■ **SHORT PROBLEM**: Answer with the number of lines in the listing below that contain the word "true", and nothing else.

-------- DATA FOR THIS EXERCISE

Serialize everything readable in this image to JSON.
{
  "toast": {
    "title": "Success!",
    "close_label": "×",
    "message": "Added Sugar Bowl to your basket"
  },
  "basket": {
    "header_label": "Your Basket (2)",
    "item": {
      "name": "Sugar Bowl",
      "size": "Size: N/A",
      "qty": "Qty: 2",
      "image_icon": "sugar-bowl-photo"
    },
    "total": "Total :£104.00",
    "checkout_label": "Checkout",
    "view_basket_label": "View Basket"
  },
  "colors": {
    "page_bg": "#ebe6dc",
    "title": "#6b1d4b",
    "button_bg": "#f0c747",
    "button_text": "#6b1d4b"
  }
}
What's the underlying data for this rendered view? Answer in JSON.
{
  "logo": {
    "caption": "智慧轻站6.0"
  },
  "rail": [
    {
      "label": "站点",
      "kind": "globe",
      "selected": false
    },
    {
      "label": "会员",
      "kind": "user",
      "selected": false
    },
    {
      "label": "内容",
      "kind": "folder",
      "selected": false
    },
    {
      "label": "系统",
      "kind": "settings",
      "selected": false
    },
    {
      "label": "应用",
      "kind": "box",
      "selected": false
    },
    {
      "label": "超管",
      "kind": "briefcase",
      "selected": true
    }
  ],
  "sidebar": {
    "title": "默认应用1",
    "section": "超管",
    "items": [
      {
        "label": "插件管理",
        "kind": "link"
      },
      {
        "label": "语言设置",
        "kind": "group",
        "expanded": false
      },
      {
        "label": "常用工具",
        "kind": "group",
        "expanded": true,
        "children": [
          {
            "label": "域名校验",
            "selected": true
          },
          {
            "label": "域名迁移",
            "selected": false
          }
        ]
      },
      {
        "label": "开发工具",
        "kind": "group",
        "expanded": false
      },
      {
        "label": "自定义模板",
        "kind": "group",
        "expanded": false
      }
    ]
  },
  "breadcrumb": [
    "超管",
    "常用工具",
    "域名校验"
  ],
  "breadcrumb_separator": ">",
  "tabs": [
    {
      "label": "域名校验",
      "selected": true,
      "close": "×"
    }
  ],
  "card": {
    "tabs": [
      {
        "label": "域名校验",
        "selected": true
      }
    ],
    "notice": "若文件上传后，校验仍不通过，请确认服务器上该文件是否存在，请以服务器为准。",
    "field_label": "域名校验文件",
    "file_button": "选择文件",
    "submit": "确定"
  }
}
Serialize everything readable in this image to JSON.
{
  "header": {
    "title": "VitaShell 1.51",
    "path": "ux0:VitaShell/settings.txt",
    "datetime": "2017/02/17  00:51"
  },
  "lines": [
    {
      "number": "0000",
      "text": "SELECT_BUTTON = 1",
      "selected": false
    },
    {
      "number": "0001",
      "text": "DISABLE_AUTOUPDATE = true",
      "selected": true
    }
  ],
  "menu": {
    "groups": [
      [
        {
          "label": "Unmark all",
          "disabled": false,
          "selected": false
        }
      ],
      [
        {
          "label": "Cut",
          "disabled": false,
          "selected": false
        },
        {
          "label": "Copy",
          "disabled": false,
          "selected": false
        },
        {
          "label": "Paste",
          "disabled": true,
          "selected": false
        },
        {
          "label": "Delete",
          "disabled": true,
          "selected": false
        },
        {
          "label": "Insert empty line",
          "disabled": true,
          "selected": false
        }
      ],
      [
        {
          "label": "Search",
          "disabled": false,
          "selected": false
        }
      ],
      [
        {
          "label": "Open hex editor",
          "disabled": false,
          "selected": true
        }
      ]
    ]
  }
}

----------------

■ **OUTPUT FOR THIS EXERCISE**: 11